→ **SOURCE RECORDS**
◇ ◇ ◇

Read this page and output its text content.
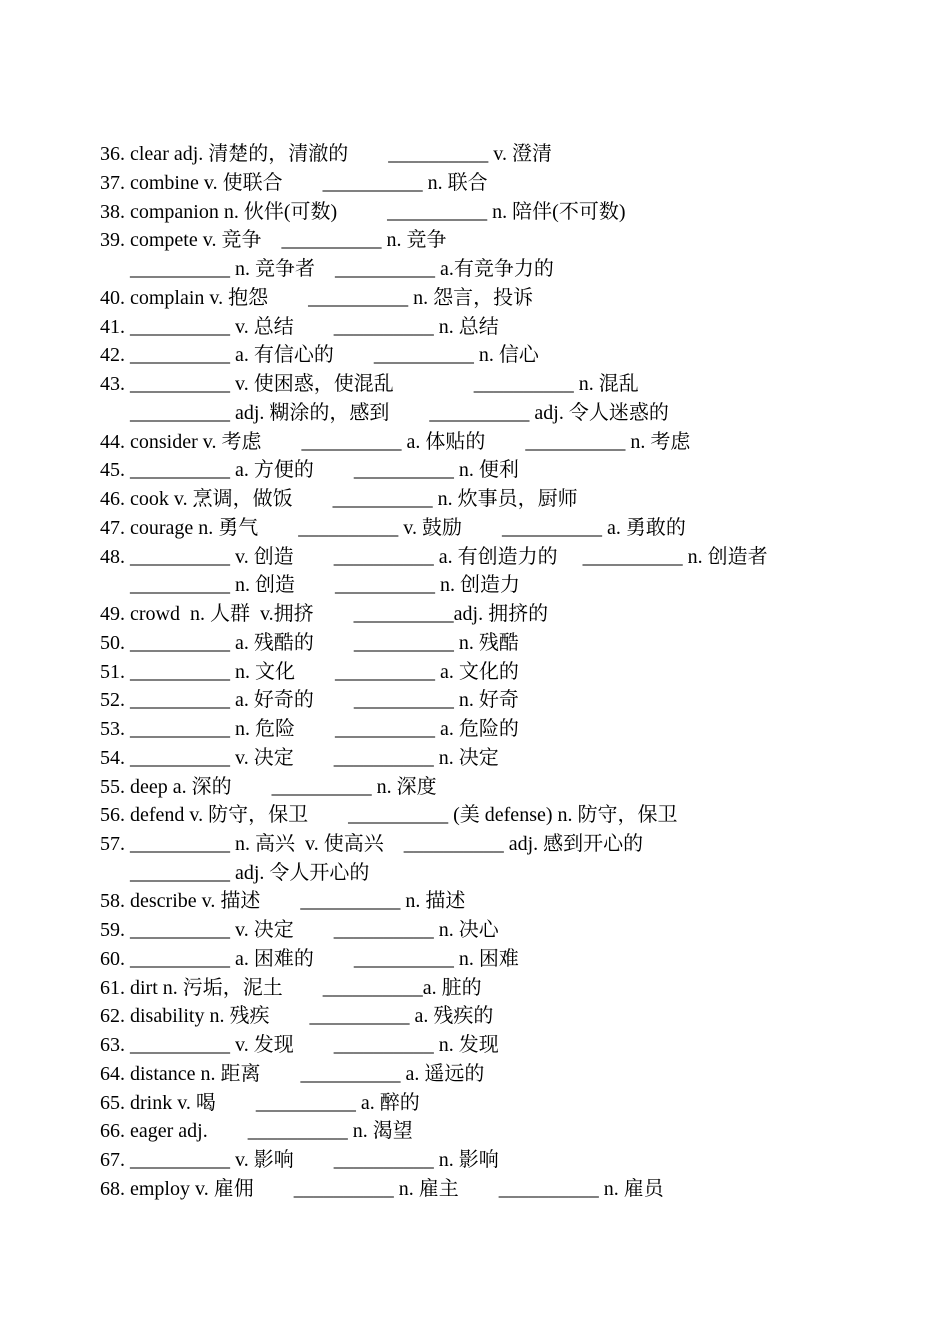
36. clear adj. 清楚的，清澈的        __________ v. 澄清
37. combine v. 使联合        __________ n. 联合
38. companion n. 伙伴(可数)          __________ n. 陪伴(不可数)
39. compete v. 竞争    __________ n. 竞争
__________ n. 竞争者    __________ a.有竞争力的
40. complain v. 抱怨        __________ n. 怨言，投诉
41. __________ v. 总结        __________ n. 总结
42. __________ a. 有信心的        __________ n. 信心
43. __________ v. 使困惑，使混乱                __________ n. 混乱
__________ adj. 糊涂的，感到        __________ adj. 令人迷惑的
44. consider v. 考虑        __________ a. 体贴的        __________ n. 考虑
45. __________ a. 方便的        __________ n. 便利
46. cook v. 烹调，做饭        __________ n. 炊事员，厨师
47. courage n. 勇气        __________ v. 鼓励        __________ a. 勇敢的
48. __________ v. 创造        __________ a. 有创造力的     __________ n. 创造者
__________ n. 创造        __________ n. 创造力
49. crowd  n. 人群  v.拥挤        __________adj. 拥挤的
50. __________ a. 残酷的        __________ n. 残酷
51. __________ n. 文化        __________ a. 文化的
52. __________ a. 好奇的        __________ n. 好奇
53. __________ n. 危险        __________ a. 危险的
54. __________ v. 决定        __________ n. 决定
55. deep a. 深的        __________ n. 深度
56. defend v. 防守，保卫        __________ (美 defense) n. 防守，保卫
57. __________ n. 高兴  v. 使高兴    __________ adj. 感到开心的
__________ adj. 令人开心的
58. describe v. 描述        __________ n. 描述
59. __________ v. 决定        __________ n. 决心
60. __________ a. 困难的        __________ n. 困难
61. dirt n. 污垢，泥土        __________a. 脏的
62. disability n. 残疾        __________ a. 残疾的
63. __________ v. 发现        __________ n. 发现
64. distance n. 距离        __________ a. 遥远的
65. drink v. 喝        __________ a. 醉的
66. eager adj.        __________ n. 渴望
67. __________ v. 影响        __________ n. 影响
68. employ v. 雇佣        __________ n. 雇主        __________ n. 雇员
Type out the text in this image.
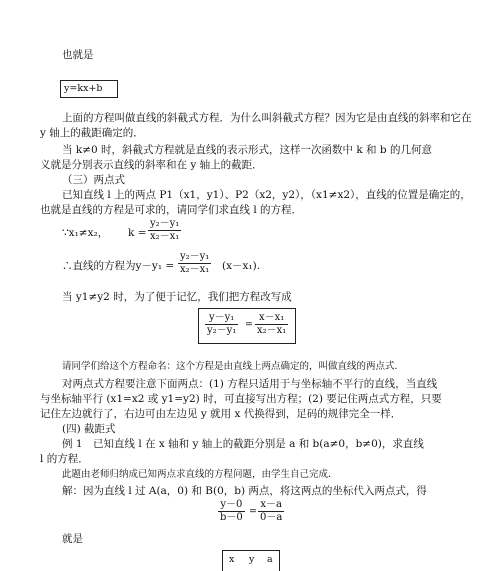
也就是
y=kx+b
上面的方程叫做直线的斜截式方程．为什么叫斜截式方程？因为它是由直线的斜率和它在
y 轴上的截距确定的．
当 k≠0 时，斜截式方程就是直线的表示形式，这样一次函数中 k 和 b 的几何意
义就是分别表示直线的斜率和在 y 轴上的截距．
（三）两点式
已知直线 l 上的两点 P1（x1，y1）、P2（x2，y2），（x1≠x2），直线的位置是确定的，
也就是直线的方程是可求的，请同学们求直线 l 的方程．
∵x₁≠x₂， $k = \frac{\text{y₂－y₁}}{\text{x₂－x₁}}$
∴直线的方程为$y-y_1 = \frac{\text{y₂－y₁}}{\text{x₂－x₁}} (x-x_1)$.
当 y1≠y2 时，为了便于记忆，我们把方程改写成
$\frac{\text{y－y₁}}{\text{y₂－y₁}} = \frac{\text{x－x₁}}{\text{x₂－x₁}}$
请同学们给这个方程命名：这个方程是由直线上两点确定的，叫做直线的两点式．
对两点式方程要注意下面两点：(1) 方程只适用于与坐标轴不平行的直线，当直线
与坐标轴平行 (x1=x2 或 y1=y2) 时，可直接写出方程；(2) 要记住两点式方程，只要
记住左边就行了，右边可由左边见 y 就用 x 代换得到，足码的规律完全一样．
(四) 截距式
例 1　已知直线 l 在 x 轴和 y 轴上的截距分别是 a 和 b(a≠0，b≠0)，求直线
l 的方程．
此题由老师归纳成已知两点求直线的方程问题，由学生自己完成．
解：因为直线 l 过 A(a，0) 和 B(0，b) 两点，将这两点的坐标代入两点式，得
$\frac{y-0}{b-0} = \frac{x-a}{0-a}$
就是
x y a
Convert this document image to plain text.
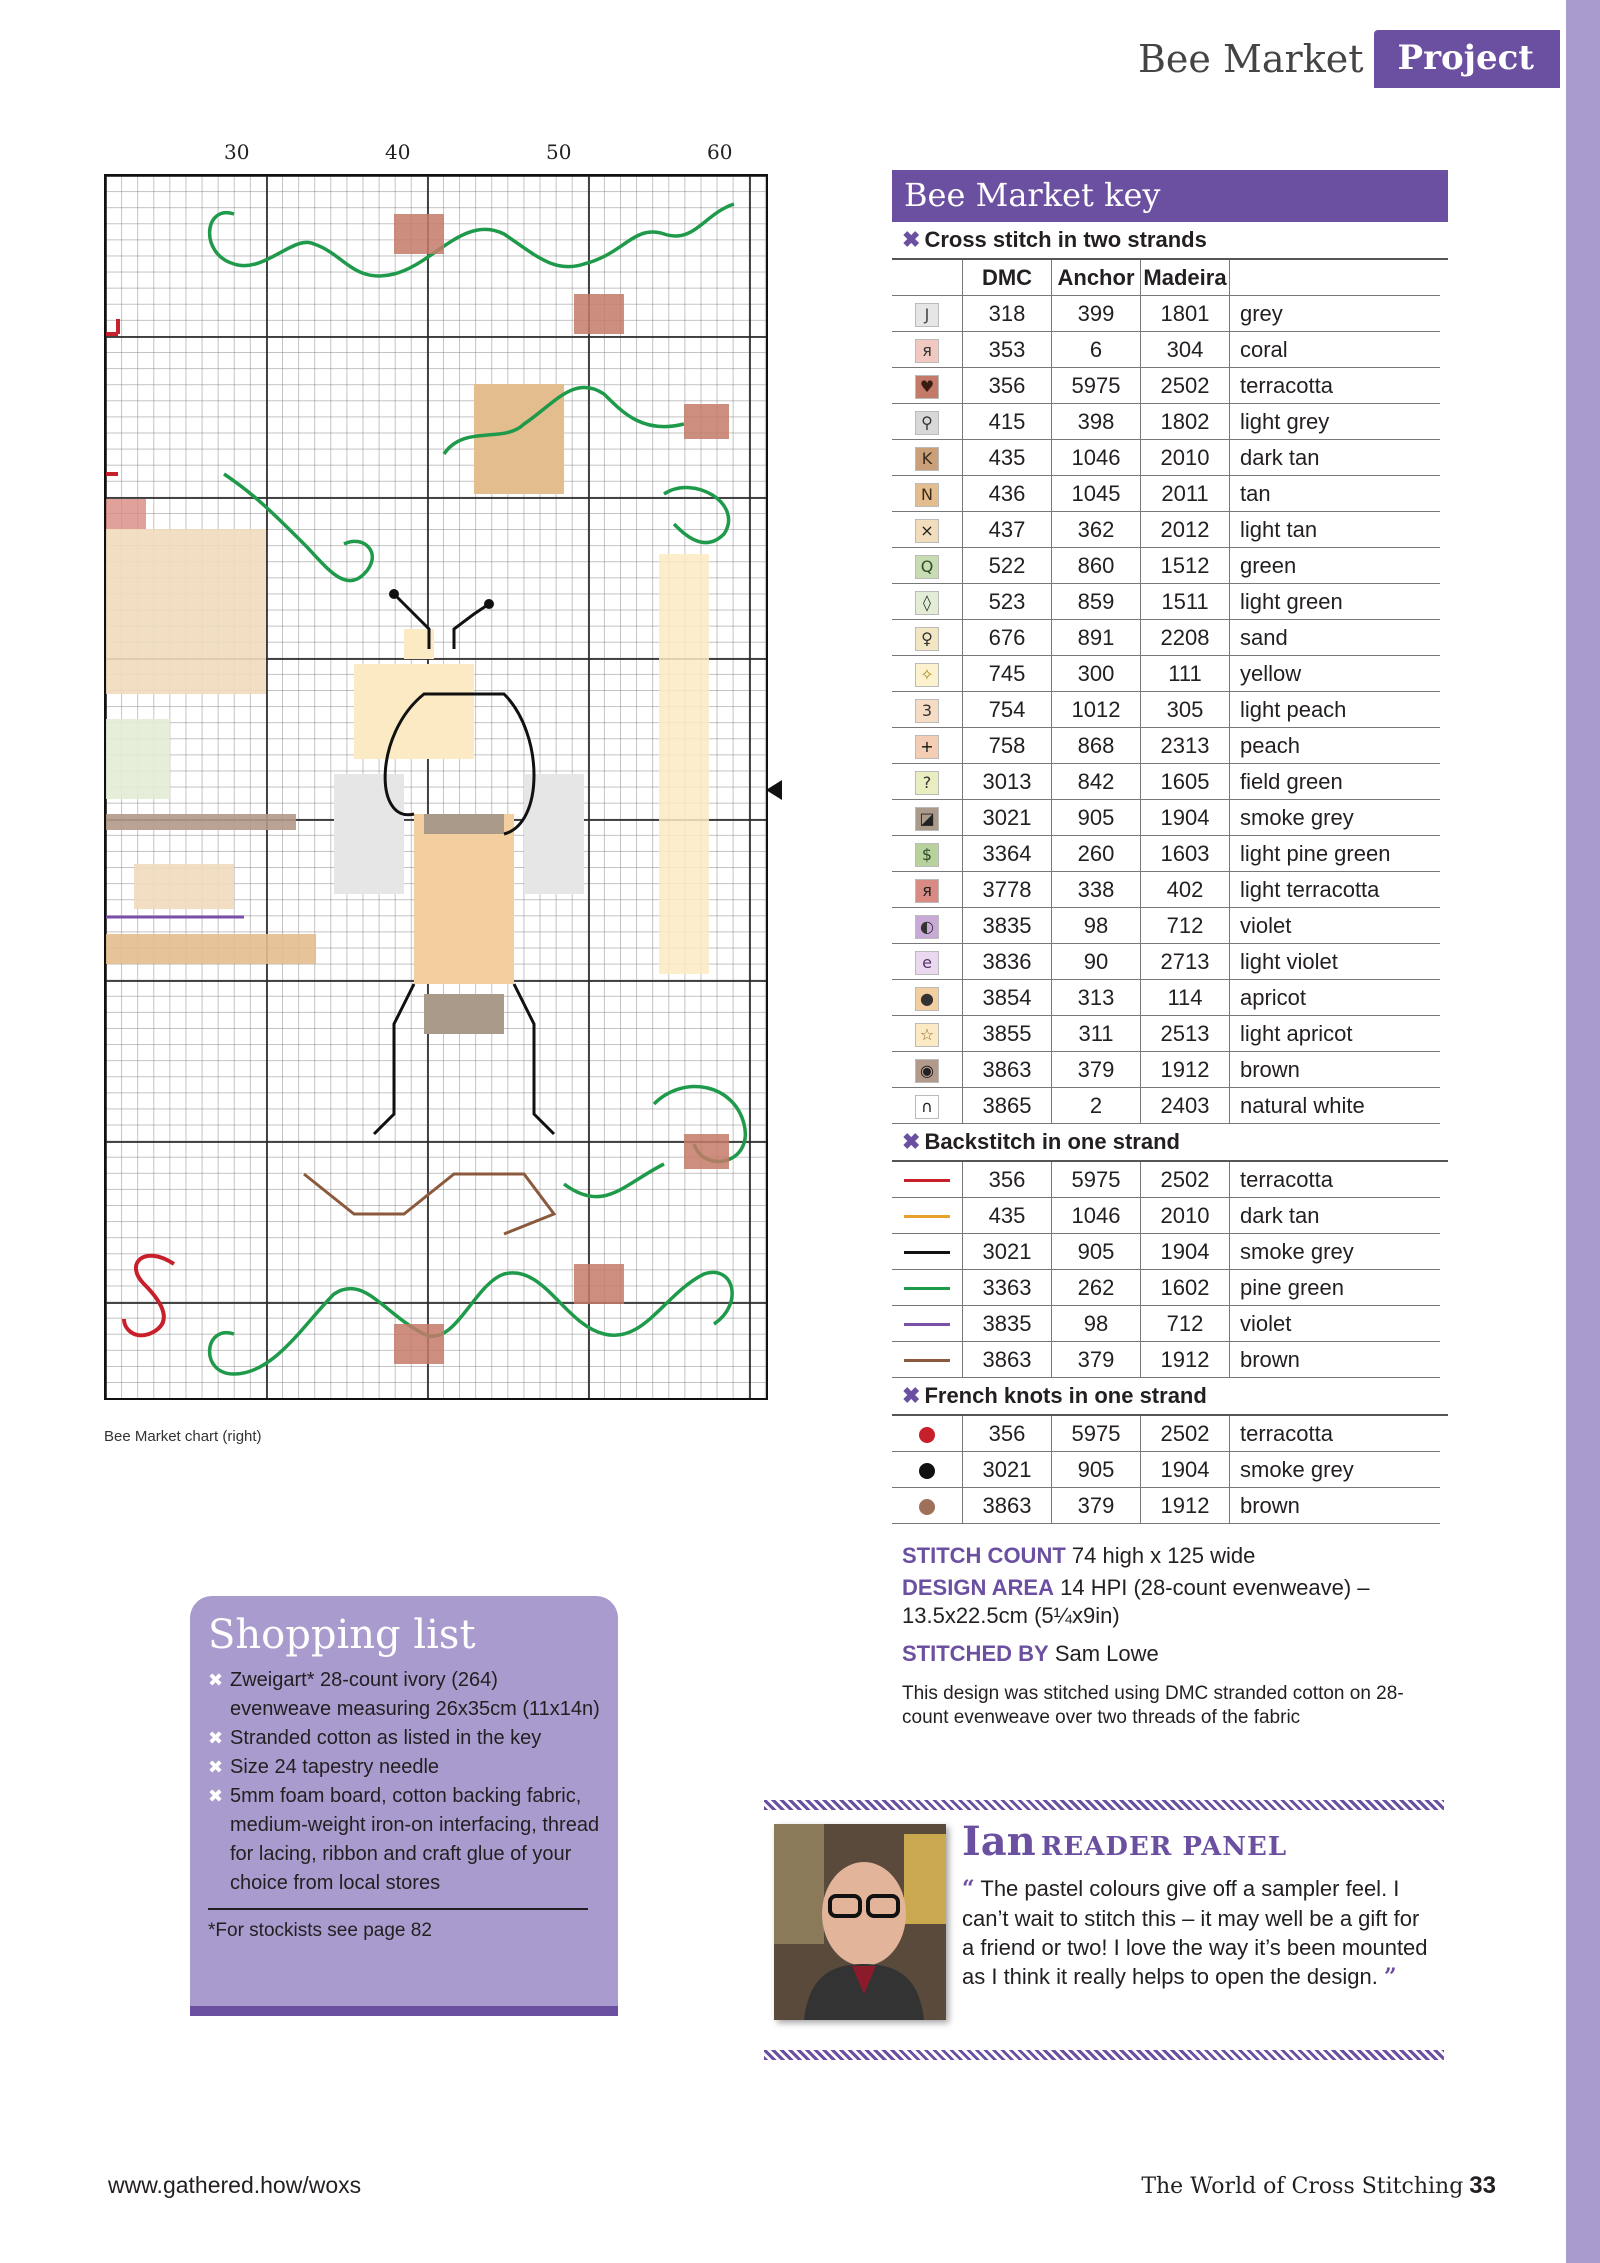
Bee Market	Project
30	40	50	60
Bee Market chart (right)
Bee Market key
✖ Cross stitch in two strands
	DMC	Anchor	Madeira	
J	318	399	1801	grey
я	353	6	304	coral
♥	356	5975	2502	terracotta
⚲	415	398	1802	light grey
K	435	1046	2010	dark tan
N	436	1045	2011	tan
×	437	362	2012	light tan
Q	522	860	1512	green
◊	523	859	1511	light green
♀	676	891	2208	sand
✧	745	300	111	yellow
3	754	1012	305	light peach
+	758	868	2313	peach
?	3013	842	1605	field green
◪	3021	905	1904	smoke grey
$	3364	260	1603	light pine green
я	3778	338	402	light terracotta
◐	3835	98	712	violet
e	3836	90	2713	light violet
●	3854	313	114	apricot
☆	3855	311	2513	light apricot
◉	3863	379	1912	brown
∩	3865	2	2403	natural white
✖ Backstitch in one strand
	356	5975	2502	terracotta
	435	1046	2010	dark tan
	3021	905	1904	smoke grey
	3363	262	1602	pine green
	3835	98	712	violet
	3863	379	1912	brown
✖ French knots in one strand
	356	5975	2502	terracotta
	3021	905	1904	smoke grey
	3863	379	1912	brown

STITCH COUNT 74 high x 125 wide

DESIGN AREA 14 HPI (28-count evenweave) – 13.5x22.5cm (5¼x9in)

STITCHED BY Sam Lowe

This design was stitched using DMC stranded cotton on 28-count evenweave over two threads of the fabric

Shopping list
✖ Zweigart* 28-count ivory (264) evenweave measuring 26x35cm (11x14n)
✖ Stranded cotton as listed in the key
✖ Size 24 tapestry needle
✖ 5mm foam board, cotton backing fabric, medium-weight iron-on interfacing, thread for lacing, ribbon and craft glue of your choice from local stores
*For stockists see page 82
Ian READER PANEL
“ The pastel colours give off a sampler feel. I can’t wait to stitch this – it may well be a gift for a friend or two! I love the way it’s been mounted as I think it really helps to open the design. ”
www.gathered.how/woxs	The World of Cross Stitching 33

◇ ◇ ◇

→ **WHAT IS NEEDED**
Leave out the pictures and output every record above precisely as given.

→ **RESPONSE TO THIS TASK**
Read this page and output its text content.
36. clear adj. 清楚的，清澈的        __________ v. 澄清
37. combine v. 使联合        __________ n. 联合
38. companion n. 伙伴(可数)          __________ n. 陪伴(不可数)
39. compete v. 竞争    __________ n. 竞争
__________ n. 竞争者    __________ a.有竞争力的
40. complain v. 抱怨        __________ n. 怨言，投诉
41. __________ v. 总结        __________ n. 总结
42. __________ a. 有信心的        __________ n. 信心
43. __________ v. 使困惑，使混乱                __________ n. 混乱
__________ adj. 糊涂的，感到        __________ adj. 令人迷惑的
44. consider v. 考虑        __________ a. 体贴的        __________ n. 考虑
45. __________ a. 方便的        __________ n. 便利
46. cook v. 烹调，做饭        __________ n. 炊事员，厨师
47. courage n. 勇气        __________ v. 鼓励        __________ a. 勇敢的
48. __________ v. 创造        __________ a. 有创造力的     __________ n. 创造者
__________ n. 创造        __________ n. 创造力
49. crowd  n. 人群  v.拥挤        __________adj. 拥挤的
50. __________ a. 残酷的        __________ n. 残酷
51. __________ n. 文化        __________ a. 文化的
52. __________ a. 好奇的        __________ n. 好奇
53. __________ n. 危险        __________ a. 危险的
54. __________ v. 决定        __________ n. 决定
55. deep a. 深的        __________ n. 深度
56. defend v. 防守，保卫        __________ (美 defense) n. 防守，保卫
57. __________ n. 高兴  v. 使高兴    __________ adj. 感到开心的
__________ adj. 令人开心的
58. describe v. 描述        __________ n. 描述
59. __________ v. 决定        __________ n. 决心
60. __________ a. 困难的        __________ n. 困难
61. dirt n. 污垢，泥土        __________a. 脏的
62. disability n. 残疾        __________ a. 残疾的
63. __________ v. 发现        __________ n. 发现
64. distance n. 距离        __________ a. 遥远的
65. drink v. 喝        __________ a. 醉的
66. eager adj.        __________ n. 渴望
67. __________ v. 影响        __________ n. 影响
68. employ v. 雇佣        __________ n. 雇主        __________ n. 雇员
Type out the text in this image.
也就是
y=kx+b
上面的方程叫做直线的斜截式方程．为什么叫斜截式方程？因为它是由直线的斜率和它在
y 轴上的截距确定的．
当 k≠0 时，斜截式方程就是直线的表示形式，这样一次函数中 k 和 b 的几何意
义就是分别表示直线的斜率和在 y 轴上的截距．
（三）两点式
已知直线 l 上的两点 P1（x1，y1）、P2（x2，y2），（x1≠x2），直线的位置是确定的，
也就是直线的方程是可求的，请同学们求直线 l 的方程．
∵x₁≠x₂， $k = \frac{\text{y₂－y₁}}{\text{x₂－x₁}}$
∴直线的方程为$y-y_1 = \frac{\text{y₂－y₁}}{\text{x₂－x₁}} (x-x_1)$.
当 y1≠y2 时，为了便于记忆，我们把方程改写成
$\frac{\text{y－y₁}}{\text{y₂－y₁}} = \frac{\text{x－x₁}}{\text{x₂－x₁}}$
请同学们给这个方程命名：这个方程是由直线上两点确定的，叫做直线的两点式．
对两点式方程要注意下面两点：(1) 方程只适用于与坐标轴不平行的直线，当直线
与坐标轴平行 (x1=x2 或 y1=y2) 时，可直接写出方程；(2) 要记住两点式方程，只要
记住左边就行了，右边可由左边见 y 就用 x 代换得到，足码的规律完全一样．
(四) 截距式
例 1　已知直线 l 在 x 轴和 y 轴上的截距分别是 a 和 b(a≠0，b≠0)，求直线
l 的方程．
此题由老师归纳成已知两点求直线的方程问题，由学生自己完成．
解：因为直线 l 过 A(a，0) 和 B(0，b) 两点，将这两点的坐标代入两点式，得
$\frac{y-0}{b-0} = \frac{x-a}{0-a}$
就是
x y a
Convert this document image to plain text.
Bee Market	Project
30	40	50	60
Bee Market chart (right)
Bee Market key
✖ Cross stitch in two strands
	DMC	Anchor	Madeira	
J	318	399	1801	grey
я	353	6	304	coral
♥	356	5975	2502	terracotta
⚲	415	398	1802	light grey
K	435	1046	2010	dark tan
N	436	1045	2011	tan
×	437	362	2012	light tan
Q	522	860	1512	green
◊	523	859	1511	light green
♀	676	891	2208	sand
✧	745	300	111	yellow
3	754	1012	305	light peach
+	758	868	2313	peach
?	3013	842	1605	field green
◪	3021	905	1904	smoke grey
$	3364	260	1603	light pine green
я	3778	338	402	light terracotta
◐	3835	98	712	violet
e	3836	90	2713	light violet
●	3854	313	114	apricot
☆	3855	311	2513	light apricot
◉	3863	379	1912	brown
∩	3865	2	2403	natural white
✖ Backstitch in one strand
	356	5975	2502	terracotta
	435	1046	2010	dark tan
	3021	905	1904	smoke grey
	3363	262	1602	pine green
	3835	98	712	violet
	3863	379	1912	brown
✖ French knots in one strand
	356	5975	2502	terracotta
	3021	905	1904	smoke grey
	3863	379	1912	brown

STITCH COUNT 74 high x 125 wide

DESIGN AREA 14 HPI (28-count evenweave) – 13.5x22.5cm (5¼x9in)

STITCHED BY Sam Lowe

This design was stitched using DMC stranded cotton on 28-count evenweave over two threads of the fabric

Shopping list
✖ Zweigart* 28-count ivory (264) evenweave measuring 26x35cm (11x14n)
✖ Stranded cotton as listed in the key
✖ Size 24 tapestry needle
✖ 5mm foam board, cotton backing fabric, medium-weight iron-on interfacing, thread for lacing, ribbon and craft glue of your choice from local stores
*For stockists see page 82
Ian READER PANEL
“ The pastel colours give off a sampler feel. I can’t wait to stitch this – it may well be a gift for a friend or two! I love the way it’s been mounted as I think it really helps to open the design. ”
www.gathered.how/woxs	The World of Cross Stitching 33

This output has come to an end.